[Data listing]

##############################

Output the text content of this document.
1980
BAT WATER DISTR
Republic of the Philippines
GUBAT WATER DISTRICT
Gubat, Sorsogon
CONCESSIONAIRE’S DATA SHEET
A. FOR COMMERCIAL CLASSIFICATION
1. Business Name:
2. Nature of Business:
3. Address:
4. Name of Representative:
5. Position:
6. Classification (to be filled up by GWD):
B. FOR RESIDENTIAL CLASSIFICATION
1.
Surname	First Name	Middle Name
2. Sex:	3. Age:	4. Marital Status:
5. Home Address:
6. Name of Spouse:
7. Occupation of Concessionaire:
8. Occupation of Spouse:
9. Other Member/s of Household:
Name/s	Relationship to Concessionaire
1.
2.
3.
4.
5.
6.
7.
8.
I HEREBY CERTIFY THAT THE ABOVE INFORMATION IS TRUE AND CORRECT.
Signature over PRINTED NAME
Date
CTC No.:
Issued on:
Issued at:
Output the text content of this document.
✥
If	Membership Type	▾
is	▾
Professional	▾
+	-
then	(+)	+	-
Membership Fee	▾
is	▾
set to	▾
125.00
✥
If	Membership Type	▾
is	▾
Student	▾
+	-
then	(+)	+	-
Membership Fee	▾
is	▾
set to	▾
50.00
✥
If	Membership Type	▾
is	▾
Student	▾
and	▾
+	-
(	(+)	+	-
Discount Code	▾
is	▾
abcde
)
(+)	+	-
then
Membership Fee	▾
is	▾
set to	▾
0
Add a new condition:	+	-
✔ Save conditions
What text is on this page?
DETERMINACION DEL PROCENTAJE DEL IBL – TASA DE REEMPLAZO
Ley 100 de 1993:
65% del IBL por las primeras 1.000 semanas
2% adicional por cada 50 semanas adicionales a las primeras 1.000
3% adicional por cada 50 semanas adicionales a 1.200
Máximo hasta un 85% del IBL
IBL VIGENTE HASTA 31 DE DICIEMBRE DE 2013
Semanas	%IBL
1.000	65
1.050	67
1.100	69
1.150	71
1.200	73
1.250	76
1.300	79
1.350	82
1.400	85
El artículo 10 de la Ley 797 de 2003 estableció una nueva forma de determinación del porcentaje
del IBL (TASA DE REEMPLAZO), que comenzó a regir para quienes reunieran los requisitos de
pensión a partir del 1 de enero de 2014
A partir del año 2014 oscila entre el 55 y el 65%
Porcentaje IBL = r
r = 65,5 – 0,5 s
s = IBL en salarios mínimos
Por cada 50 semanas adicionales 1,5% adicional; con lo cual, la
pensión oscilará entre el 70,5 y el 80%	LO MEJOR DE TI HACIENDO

##############################

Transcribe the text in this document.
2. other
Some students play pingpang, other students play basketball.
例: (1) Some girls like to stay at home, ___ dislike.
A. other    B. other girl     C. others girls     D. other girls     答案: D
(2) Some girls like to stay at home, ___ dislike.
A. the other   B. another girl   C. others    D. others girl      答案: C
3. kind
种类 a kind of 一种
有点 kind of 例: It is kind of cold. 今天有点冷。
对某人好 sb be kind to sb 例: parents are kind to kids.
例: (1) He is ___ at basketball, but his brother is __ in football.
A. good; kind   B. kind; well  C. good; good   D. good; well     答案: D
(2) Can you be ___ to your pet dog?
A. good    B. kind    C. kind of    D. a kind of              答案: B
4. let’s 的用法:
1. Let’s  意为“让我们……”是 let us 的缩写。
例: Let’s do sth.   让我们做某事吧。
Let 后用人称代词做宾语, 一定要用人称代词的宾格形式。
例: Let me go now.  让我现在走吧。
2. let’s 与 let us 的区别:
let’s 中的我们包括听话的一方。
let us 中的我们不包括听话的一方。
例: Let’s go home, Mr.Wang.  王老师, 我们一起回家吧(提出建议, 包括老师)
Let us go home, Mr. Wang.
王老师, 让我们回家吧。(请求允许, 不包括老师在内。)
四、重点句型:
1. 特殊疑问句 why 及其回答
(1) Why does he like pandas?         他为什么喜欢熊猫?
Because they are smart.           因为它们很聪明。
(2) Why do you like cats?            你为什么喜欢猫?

##############################

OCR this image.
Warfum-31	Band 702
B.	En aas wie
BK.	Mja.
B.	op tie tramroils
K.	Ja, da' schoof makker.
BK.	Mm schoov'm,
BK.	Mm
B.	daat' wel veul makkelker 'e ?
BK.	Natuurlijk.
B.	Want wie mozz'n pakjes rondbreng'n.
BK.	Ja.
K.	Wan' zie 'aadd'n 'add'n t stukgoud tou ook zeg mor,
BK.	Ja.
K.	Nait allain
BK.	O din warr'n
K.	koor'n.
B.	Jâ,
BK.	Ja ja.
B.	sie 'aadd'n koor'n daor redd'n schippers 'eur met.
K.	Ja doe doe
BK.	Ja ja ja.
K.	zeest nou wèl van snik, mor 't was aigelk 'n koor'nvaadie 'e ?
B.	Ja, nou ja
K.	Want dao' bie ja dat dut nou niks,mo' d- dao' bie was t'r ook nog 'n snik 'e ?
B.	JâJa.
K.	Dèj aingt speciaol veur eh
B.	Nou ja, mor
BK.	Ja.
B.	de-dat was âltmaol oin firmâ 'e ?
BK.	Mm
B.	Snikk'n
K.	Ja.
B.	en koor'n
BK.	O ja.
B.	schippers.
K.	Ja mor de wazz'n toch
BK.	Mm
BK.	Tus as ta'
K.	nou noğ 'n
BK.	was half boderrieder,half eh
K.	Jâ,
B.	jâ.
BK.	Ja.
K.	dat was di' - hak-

##############################

EXERCISE GOAL>
Using the listing above, locate the lines that hold "entre" and copy each one.

EXERCISE ANSWER>
A partir del año 2014 oscila entre el 55 y el 65%
pensión oscilará entre el 70,5 y el 80%	LO MEJOR DE TI HACIENDO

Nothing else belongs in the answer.